**Your task**
Will you give the material below again, every line exactly as it is?

**Input rows**
>>>>
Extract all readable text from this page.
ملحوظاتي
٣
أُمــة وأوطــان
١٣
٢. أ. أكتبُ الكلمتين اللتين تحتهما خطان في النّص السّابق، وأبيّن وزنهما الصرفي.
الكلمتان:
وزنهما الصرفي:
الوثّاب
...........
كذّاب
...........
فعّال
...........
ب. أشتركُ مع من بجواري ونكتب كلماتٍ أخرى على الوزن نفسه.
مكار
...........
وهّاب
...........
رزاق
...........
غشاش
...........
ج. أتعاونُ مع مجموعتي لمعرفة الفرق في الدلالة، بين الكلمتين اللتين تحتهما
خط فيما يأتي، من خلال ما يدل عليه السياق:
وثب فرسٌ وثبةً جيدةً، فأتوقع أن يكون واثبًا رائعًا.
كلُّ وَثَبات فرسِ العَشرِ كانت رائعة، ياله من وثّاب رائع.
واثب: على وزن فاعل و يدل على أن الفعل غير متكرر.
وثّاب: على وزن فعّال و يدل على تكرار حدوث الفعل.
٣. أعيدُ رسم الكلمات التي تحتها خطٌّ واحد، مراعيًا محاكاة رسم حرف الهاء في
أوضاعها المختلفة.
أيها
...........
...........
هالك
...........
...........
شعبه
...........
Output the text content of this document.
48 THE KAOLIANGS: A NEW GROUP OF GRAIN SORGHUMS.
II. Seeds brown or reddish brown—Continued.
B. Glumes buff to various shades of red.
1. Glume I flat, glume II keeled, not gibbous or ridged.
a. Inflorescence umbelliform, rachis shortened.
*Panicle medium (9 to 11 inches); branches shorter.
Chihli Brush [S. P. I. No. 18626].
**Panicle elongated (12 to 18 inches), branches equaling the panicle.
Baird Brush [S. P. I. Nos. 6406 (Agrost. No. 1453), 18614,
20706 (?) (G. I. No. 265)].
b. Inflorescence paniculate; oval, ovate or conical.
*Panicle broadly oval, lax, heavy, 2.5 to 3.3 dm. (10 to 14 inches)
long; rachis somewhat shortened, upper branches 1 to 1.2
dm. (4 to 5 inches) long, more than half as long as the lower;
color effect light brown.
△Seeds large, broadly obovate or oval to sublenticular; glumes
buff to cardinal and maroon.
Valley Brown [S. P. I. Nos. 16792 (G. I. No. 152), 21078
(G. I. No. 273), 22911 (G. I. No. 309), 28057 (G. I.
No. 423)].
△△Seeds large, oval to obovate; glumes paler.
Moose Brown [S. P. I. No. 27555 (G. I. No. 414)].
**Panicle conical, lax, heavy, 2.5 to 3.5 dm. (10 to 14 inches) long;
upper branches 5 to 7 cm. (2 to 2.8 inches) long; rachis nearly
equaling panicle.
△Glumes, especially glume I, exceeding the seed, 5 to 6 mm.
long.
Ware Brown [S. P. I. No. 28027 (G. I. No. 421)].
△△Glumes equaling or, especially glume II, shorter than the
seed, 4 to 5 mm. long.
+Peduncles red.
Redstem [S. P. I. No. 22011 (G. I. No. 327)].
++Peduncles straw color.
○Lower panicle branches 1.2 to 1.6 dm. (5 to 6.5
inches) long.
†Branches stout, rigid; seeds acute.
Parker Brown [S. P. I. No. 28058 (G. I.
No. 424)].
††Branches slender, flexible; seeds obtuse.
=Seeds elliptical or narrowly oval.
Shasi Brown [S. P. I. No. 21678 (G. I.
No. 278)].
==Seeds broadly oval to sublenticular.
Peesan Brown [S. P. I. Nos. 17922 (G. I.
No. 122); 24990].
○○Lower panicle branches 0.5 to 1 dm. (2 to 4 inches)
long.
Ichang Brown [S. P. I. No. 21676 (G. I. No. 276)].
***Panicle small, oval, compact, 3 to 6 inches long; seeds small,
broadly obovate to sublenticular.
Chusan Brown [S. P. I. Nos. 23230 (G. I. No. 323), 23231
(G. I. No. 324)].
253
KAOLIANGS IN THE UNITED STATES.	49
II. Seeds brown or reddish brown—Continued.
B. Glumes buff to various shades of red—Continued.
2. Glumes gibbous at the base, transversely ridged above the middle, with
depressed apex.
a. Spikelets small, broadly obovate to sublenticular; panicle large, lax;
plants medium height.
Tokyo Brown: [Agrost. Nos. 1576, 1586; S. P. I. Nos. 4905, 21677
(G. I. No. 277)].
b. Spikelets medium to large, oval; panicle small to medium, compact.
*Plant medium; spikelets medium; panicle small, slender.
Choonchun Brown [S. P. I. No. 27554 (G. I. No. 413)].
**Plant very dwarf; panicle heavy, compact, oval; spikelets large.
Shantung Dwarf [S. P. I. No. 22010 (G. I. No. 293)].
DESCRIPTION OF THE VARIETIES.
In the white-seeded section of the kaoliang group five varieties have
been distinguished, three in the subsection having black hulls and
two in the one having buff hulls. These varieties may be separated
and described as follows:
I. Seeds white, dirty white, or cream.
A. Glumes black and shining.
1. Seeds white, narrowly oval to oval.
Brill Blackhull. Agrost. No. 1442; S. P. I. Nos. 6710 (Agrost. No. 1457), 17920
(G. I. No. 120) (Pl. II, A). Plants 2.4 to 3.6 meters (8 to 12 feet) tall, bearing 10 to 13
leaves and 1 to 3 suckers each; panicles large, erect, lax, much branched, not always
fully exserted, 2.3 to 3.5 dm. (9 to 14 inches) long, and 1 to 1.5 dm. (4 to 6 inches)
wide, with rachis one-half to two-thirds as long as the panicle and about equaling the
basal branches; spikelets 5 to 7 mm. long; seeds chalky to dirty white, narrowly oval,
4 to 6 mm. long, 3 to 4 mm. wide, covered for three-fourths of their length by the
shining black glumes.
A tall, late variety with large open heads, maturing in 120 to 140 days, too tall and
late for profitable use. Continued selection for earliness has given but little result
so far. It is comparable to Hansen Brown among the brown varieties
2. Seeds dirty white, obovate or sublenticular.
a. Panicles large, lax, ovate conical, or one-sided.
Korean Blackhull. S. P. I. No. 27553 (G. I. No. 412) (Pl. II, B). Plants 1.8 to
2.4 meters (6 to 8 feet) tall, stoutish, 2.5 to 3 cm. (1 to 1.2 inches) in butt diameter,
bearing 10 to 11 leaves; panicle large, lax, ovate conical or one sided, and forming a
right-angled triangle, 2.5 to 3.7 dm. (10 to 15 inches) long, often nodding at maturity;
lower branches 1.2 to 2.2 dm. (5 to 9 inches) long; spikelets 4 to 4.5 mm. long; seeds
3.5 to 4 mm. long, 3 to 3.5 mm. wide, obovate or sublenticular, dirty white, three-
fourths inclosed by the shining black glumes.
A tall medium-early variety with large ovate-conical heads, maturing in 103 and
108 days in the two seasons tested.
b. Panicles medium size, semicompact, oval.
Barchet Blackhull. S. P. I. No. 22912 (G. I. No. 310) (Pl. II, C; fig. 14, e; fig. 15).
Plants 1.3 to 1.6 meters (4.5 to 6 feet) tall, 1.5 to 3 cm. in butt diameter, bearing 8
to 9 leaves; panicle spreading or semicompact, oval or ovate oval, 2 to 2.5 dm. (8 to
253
<<<<
**Response to the task**
Extract all readable text from this page.
ملحوظاتي
٣
أُمــة وأوطــان
١٣
٢. أ. أكتبُ الكلمتين اللتين تحتهما خطان في النّص السّابق، وأبيّن وزنهما الصرفي.
الكلمتان:
وزنهما الصرفي:
الوثّاب
...........
كذّاب
...........
فعّال
...........
ب. أشتركُ مع من بجواري ونكتب كلماتٍ أخرى على الوزن نفسه.
مكار
...........
وهّاب
...........
رزاق
...........
غشاش
...........
ج. أتعاونُ مع مجموعتي لمعرفة الفرق في الدلالة، بين الكلمتين اللتين تحتهما
خط فيما يأتي، من خلال ما يدل عليه السياق:
وثب فرسٌ وثبةً جيدةً، فأتوقع أن يكون واثبًا رائعًا.
كلُّ وَثَبات فرسِ العَشرِ كانت رائعة، ياله من وثّاب رائع.
واثب: على وزن فاعل و يدل على أن الفعل غير متكرر.
وثّاب: على وزن فعّال و يدل على تكرار حدوث الفعل.
٣. أعيدُ رسم الكلمات التي تحتها خطٌّ واحد، مراعيًا محاكاة رسم حرف الهاء في
أوضاعها المختلفة.
أيها
...........
...........
هالك
...........
...........
شعبه
...........
Output the text content of this document.
48 THE KAOLIANGS: A NEW GROUP OF GRAIN SORGHUMS.
II. Seeds brown or reddish brown—Continued.
B. Glumes buff to various shades of red.
1. Glume I flat, glume II keeled, not gibbous or ridged.
a. Inflorescence umbelliform, rachis shortened.
*Panicle medium (9 to 11 inches); branches shorter.
Chihli Brush [S. P. I. No. 18626].
**Panicle elongated (12 to 18 inches), branches equaling the panicle.
Baird Brush [S. P. I. Nos. 6406 (Agrost. No. 1453), 18614,
20706 (?) (G. I. No. 265)].
b. Inflorescence paniculate; oval, ovate or conical.
*Panicle broadly oval, lax, heavy, 2.5 to 3.3 dm. (10 to 14 inches)
long; rachis somewhat shortened, upper branches 1 to 1.2
dm. (4 to 5 inches) long, more than half as long as the lower;
color effect light brown.
△Seeds large, broadly obovate or oval to sublenticular; glumes
buff to cardinal and maroon.
Valley Brown [S. P. I. Nos. 16792 (G. I. No. 152), 21078
(G. I. No. 273), 22911 (G. I. No. 309), 28057 (G. I.
No. 423)].
△△Seeds large, oval to obovate; glumes paler.
Moose Brown [S. P. I. No. 27555 (G. I. No. 414)].
**Panicle conical, lax, heavy, 2.5 to 3.5 dm. (10 to 14 inches) long;
upper branches 5 to 7 cm. (2 to 2.8 inches) long; rachis nearly
equaling panicle.
△Glumes, especially glume I, exceeding the seed, 5 to 6 mm.
long.
Ware Brown [S. P. I. No. 28027 (G. I. No. 421)].
△△Glumes equaling or, especially glume II, shorter than the
seed, 4 to 5 mm. long.
+Peduncles red.
Redstem [S. P. I. No. 22011 (G. I. No. 327)].
++Peduncles straw color.
○Lower panicle branches 1.2 to 1.6 dm. (5 to 6.5
inches) long.
†Branches stout, rigid; seeds acute.
Parker Brown [S. P. I. No. 28058 (G. I.
No. 424)].
††Branches slender, flexible; seeds obtuse.
=Seeds elliptical or narrowly oval.
Shasi Brown [S. P. I. No. 21678 (G. I.
No. 278)].
==Seeds broadly oval to sublenticular.
Peesan Brown [S. P. I. Nos. 17922 (G. I.
No. 122); 24990].
○○Lower panicle branches 0.5 to 1 dm. (2 to 4 inches)
long.
Ichang Brown [S. P. I. No. 21676 (G. I. No. 276)].
***Panicle small, oval, compact, 3 to 6 inches long; seeds small,
broadly obovate to sublenticular.
Chusan Brown [S. P. I. Nos. 23230 (G. I. No. 323), 23231
(G. I. No. 324)].
253
KAOLIANGS IN THE UNITED STATES.	49
II. Seeds brown or reddish brown—Continued.
B. Glumes buff to various shades of red—Continued.
2. Glumes gibbous at the base, transversely ridged above the middle, with
depressed apex.
a. Spikelets small, broadly obovate to sublenticular; panicle large, lax;
plants medium height.
Tokyo Brown: [Agrost. Nos. 1576, 1586; S. P. I. Nos. 4905, 21677
(G. I. No. 277)].
b. Spikelets medium to large, oval; panicle small to medium, compact.
*Plant medium; spikelets medium; panicle small, slender.
Choonchun Brown [S. P. I. No. 27554 (G. I. No. 413)].
**Plant very dwarf; panicle heavy, compact, oval; spikelets large.
Shantung Dwarf [S. P. I. No. 22010 (G. I. No. 293)].
DESCRIPTION OF THE VARIETIES.
In the white-seeded section of the kaoliang group five varieties have
been distinguished, three in the subsection having black hulls and
two in the one having buff hulls. These varieties may be separated
and described as follows:
I. Seeds white, dirty white, or cream.
A. Glumes black and shining.
1. Seeds white, narrowly oval to oval.
Brill Blackhull. Agrost. No. 1442; S. P. I. Nos. 6710 (Agrost. No. 1457), 17920
(G. I. No. 120) (Pl. II, A). Plants 2.4 to 3.6 meters (8 to 12 feet) tall, bearing 10 to 13
leaves and 1 to 3 suckers each; panicles large, erect, lax, much branched, not always
fully exserted, 2.3 to 3.5 dm. (9 to 14 inches) long, and 1 to 1.5 dm. (4 to 6 inches)
wide, with rachis one-half to two-thirds as long as the panicle and about equaling the
basal branches; spikelets 5 to 7 mm. long; seeds chalky to dirty white, narrowly oval,
4 to 6 mm. long, 3 to 4 mm. wide, covered for three-fourths of their length by the
shining black glumes.
A tall, late variety with large open heads, maturing in 120 to 140 days, too tall and
late for profitable use. Continued selection for earliness has given but little result
so far. It is comparable to Hansen Brown among the brown varieties
2. Seeds dirty white, obovate or sublenticular.
a. Panicles large, lax, ovate conical, or one-sided.
Korean Blackhull. S. P. I. No. 27553 (G. I. No. 412) (Pl. II, B). Plants 1.8 to
2.4 meters (6 to 8 feet) tall, stoutish, 2.5 to 3 cm. (1 to 1.2 inches) in butt diameter,
bearing 10 to 11 leaves; panicle large, lax, ovate conical or one sided, and forming a
right-angled triangle, 2.5 to 3.7 dm. (10 to 15 inches) long, often nodding at maturity;
lower branches 1.2 to 2.2 dm. (5 to 9 inches) long; spikelets 4 to 4.5 mm. long; seeds
3.5 to 4 mm. long, 3 to 3.5 mm. wide, obovate or sublenticular, dirty white, three-
fourths inclosed by the shining black glumes.
A tall medium-early variety with large ovate-conical heads, maturing in 103 and
108 days in the two seasons tested.
b. Panicles medium size, semicompact, oval.
Barchet Blackhull. S. P. I. No. 22912 (G. I. No. 310) (Pl. II, C; fig. 14, e; fig. 15).
Plants 1.3 to 1.6 meters (4.5 to 6 feet) tall, 1.5 to 3 cm. in butt diameter, bearing 8
to 9 leaves; panicle spreading or semicompact, oval or ovate oval, 2 to 2.5 dm. (8 to
253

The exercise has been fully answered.